● INFORMATION:
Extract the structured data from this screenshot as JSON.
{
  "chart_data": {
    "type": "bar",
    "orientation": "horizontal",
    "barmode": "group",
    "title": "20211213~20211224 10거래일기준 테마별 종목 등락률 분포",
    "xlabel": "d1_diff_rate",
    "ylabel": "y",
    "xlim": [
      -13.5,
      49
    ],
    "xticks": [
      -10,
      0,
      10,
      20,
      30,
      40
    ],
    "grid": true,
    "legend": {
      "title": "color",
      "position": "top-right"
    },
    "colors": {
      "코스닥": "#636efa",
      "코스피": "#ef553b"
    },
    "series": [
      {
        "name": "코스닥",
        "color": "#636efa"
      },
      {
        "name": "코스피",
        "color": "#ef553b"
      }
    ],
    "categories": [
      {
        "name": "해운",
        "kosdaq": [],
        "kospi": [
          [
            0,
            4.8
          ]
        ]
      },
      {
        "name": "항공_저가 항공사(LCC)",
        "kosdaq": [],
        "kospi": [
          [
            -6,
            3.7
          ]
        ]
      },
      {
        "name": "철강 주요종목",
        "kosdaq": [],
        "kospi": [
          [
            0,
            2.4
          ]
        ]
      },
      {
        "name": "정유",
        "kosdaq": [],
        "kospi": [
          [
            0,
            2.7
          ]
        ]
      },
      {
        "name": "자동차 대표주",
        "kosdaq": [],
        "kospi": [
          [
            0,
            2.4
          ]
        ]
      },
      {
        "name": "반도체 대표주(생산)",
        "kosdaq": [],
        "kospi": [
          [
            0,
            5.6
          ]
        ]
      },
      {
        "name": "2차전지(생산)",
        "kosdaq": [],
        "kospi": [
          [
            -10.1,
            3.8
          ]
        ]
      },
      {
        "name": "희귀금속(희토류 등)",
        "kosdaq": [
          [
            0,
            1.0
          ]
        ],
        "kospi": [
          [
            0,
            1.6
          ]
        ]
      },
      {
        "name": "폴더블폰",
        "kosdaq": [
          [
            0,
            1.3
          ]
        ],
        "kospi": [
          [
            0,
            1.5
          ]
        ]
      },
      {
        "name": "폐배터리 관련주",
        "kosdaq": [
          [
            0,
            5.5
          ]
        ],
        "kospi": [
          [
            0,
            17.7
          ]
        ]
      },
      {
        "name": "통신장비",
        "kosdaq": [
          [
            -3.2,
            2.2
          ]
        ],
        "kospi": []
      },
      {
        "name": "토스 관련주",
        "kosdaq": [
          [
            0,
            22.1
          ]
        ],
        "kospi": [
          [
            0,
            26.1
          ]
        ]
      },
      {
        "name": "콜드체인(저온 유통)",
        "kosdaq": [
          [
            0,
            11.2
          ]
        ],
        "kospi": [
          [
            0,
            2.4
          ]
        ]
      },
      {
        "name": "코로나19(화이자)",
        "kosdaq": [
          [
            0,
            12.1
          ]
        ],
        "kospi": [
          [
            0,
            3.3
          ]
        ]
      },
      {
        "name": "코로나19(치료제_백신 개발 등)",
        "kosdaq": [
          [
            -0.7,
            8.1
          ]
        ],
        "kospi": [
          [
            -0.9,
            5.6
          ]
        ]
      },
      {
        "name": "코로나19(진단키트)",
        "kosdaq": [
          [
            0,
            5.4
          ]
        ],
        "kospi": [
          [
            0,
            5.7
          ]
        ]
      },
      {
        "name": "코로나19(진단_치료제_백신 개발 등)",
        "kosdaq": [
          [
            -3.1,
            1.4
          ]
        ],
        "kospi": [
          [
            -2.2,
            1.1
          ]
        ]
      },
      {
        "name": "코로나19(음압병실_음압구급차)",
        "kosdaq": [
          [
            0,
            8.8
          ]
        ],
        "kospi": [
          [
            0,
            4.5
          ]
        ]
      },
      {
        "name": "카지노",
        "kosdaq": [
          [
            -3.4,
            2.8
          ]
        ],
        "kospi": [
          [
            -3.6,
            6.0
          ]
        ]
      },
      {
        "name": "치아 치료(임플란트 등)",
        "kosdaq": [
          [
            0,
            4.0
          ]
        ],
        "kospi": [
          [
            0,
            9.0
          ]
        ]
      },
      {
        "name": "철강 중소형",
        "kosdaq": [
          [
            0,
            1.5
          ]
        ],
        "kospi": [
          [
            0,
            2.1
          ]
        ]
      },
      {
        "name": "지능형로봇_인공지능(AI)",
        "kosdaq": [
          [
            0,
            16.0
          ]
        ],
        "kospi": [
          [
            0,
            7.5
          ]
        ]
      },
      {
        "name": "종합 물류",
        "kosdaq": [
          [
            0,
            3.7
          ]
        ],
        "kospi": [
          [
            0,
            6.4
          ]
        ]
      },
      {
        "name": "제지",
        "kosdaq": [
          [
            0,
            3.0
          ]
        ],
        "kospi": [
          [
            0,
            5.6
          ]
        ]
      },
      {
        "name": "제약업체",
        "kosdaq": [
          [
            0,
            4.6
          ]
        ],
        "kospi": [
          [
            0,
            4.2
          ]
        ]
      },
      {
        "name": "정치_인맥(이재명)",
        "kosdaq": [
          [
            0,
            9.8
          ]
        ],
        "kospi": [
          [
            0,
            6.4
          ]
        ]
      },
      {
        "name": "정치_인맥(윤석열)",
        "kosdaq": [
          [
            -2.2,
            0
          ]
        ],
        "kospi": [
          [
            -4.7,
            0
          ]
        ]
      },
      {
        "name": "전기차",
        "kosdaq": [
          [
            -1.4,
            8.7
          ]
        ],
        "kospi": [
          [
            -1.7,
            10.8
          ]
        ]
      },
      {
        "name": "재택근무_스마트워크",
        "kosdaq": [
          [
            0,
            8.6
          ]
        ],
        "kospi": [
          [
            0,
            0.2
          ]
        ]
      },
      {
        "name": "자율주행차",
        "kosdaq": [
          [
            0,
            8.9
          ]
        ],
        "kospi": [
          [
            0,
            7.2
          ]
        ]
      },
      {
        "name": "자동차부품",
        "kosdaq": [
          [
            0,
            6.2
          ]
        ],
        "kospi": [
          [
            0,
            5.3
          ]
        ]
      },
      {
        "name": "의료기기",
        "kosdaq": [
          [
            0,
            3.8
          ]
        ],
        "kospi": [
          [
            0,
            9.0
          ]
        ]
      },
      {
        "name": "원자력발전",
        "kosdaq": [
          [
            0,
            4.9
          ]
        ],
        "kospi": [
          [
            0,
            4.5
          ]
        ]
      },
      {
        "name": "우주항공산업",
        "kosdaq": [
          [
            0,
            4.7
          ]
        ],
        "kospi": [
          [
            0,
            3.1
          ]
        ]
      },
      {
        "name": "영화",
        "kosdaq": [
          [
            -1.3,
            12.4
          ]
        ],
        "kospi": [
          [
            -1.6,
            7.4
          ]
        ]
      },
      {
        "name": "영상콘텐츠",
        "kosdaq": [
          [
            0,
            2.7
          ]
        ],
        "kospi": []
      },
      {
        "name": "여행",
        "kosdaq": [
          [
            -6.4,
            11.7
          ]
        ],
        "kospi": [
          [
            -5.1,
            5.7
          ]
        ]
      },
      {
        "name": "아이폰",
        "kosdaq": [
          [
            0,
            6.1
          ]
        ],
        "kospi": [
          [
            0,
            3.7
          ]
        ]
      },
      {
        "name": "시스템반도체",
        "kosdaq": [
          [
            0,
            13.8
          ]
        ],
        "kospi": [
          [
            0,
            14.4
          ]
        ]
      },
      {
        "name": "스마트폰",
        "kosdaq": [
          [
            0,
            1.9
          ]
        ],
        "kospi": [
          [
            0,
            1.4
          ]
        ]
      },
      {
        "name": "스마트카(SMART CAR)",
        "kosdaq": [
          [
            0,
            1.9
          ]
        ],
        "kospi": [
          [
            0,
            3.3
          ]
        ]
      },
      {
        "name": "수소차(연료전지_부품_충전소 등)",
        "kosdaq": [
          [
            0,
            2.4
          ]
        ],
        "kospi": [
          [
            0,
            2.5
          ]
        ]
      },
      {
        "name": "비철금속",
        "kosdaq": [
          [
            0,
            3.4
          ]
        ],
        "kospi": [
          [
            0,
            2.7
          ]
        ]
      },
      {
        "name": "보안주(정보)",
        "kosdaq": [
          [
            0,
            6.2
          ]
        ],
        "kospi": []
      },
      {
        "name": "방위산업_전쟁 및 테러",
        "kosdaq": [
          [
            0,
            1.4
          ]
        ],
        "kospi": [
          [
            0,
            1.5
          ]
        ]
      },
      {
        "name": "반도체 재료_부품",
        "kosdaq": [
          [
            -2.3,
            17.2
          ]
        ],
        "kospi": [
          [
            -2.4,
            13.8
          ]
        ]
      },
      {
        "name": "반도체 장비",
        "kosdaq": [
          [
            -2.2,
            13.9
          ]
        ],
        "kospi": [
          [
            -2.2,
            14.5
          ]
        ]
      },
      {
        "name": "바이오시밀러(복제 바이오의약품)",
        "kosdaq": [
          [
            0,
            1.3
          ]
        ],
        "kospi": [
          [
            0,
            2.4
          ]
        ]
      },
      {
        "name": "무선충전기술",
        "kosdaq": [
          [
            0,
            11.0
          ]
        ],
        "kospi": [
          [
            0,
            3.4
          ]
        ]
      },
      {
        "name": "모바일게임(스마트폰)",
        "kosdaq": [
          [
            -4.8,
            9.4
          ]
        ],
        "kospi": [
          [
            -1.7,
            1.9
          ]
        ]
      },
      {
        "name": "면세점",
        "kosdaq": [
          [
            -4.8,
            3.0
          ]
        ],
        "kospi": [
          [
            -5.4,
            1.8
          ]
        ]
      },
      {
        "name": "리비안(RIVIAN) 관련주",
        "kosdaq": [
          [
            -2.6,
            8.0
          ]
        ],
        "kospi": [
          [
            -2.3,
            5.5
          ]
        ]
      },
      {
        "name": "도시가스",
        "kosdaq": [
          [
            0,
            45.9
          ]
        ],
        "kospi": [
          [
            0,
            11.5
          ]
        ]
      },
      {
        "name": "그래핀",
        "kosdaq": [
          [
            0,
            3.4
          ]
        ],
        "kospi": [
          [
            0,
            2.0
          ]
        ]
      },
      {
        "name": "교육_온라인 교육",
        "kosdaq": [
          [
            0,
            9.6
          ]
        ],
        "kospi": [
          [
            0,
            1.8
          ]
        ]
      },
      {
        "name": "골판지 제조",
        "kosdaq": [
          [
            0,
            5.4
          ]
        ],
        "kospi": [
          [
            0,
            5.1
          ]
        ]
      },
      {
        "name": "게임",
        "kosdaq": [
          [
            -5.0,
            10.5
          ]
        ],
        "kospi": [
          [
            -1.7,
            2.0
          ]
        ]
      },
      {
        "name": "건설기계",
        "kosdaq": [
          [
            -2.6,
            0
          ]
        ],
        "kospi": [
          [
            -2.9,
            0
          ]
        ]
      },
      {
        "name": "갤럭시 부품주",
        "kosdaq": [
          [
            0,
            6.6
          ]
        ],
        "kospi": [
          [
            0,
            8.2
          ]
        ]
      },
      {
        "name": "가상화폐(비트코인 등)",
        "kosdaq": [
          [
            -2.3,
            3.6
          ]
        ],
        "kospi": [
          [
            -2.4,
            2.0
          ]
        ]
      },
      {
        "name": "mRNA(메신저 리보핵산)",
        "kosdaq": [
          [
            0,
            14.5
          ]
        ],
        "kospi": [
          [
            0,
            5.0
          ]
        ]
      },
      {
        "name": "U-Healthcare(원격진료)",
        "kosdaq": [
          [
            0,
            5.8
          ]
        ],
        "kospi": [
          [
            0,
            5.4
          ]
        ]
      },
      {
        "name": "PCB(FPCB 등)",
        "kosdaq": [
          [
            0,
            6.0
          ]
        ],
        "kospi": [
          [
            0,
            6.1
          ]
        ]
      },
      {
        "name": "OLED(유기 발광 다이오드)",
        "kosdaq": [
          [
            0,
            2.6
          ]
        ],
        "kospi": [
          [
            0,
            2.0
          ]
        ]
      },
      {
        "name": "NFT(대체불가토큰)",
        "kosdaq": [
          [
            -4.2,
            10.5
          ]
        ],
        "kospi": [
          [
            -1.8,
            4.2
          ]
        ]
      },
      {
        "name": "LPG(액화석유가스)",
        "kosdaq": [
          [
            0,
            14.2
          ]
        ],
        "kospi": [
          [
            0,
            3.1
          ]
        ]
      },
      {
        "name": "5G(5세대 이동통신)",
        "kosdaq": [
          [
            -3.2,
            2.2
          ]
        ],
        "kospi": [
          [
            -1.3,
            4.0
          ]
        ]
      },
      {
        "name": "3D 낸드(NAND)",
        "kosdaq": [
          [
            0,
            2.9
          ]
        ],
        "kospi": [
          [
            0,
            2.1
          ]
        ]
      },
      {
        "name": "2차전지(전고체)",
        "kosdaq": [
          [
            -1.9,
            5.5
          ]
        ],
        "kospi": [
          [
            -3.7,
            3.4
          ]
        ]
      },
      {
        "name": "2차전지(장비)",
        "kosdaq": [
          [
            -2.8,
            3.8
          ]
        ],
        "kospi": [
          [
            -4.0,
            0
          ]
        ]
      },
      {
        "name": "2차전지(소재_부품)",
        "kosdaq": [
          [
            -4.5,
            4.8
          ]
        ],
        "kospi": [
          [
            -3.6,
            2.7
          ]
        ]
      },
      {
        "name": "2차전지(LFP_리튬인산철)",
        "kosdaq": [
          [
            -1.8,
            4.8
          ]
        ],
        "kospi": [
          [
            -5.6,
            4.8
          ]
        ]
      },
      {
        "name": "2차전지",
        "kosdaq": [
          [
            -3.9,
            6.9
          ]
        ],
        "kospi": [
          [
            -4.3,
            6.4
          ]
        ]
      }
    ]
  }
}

● EXERCISE OBJECTIVE:
Show me all lines in the records that contain "title".

● SOLUTION FOR THIS TASK:
    "title": "20211213~20211224 10거래일기준 테마별 종목 등락률 분포",
      "title": "color",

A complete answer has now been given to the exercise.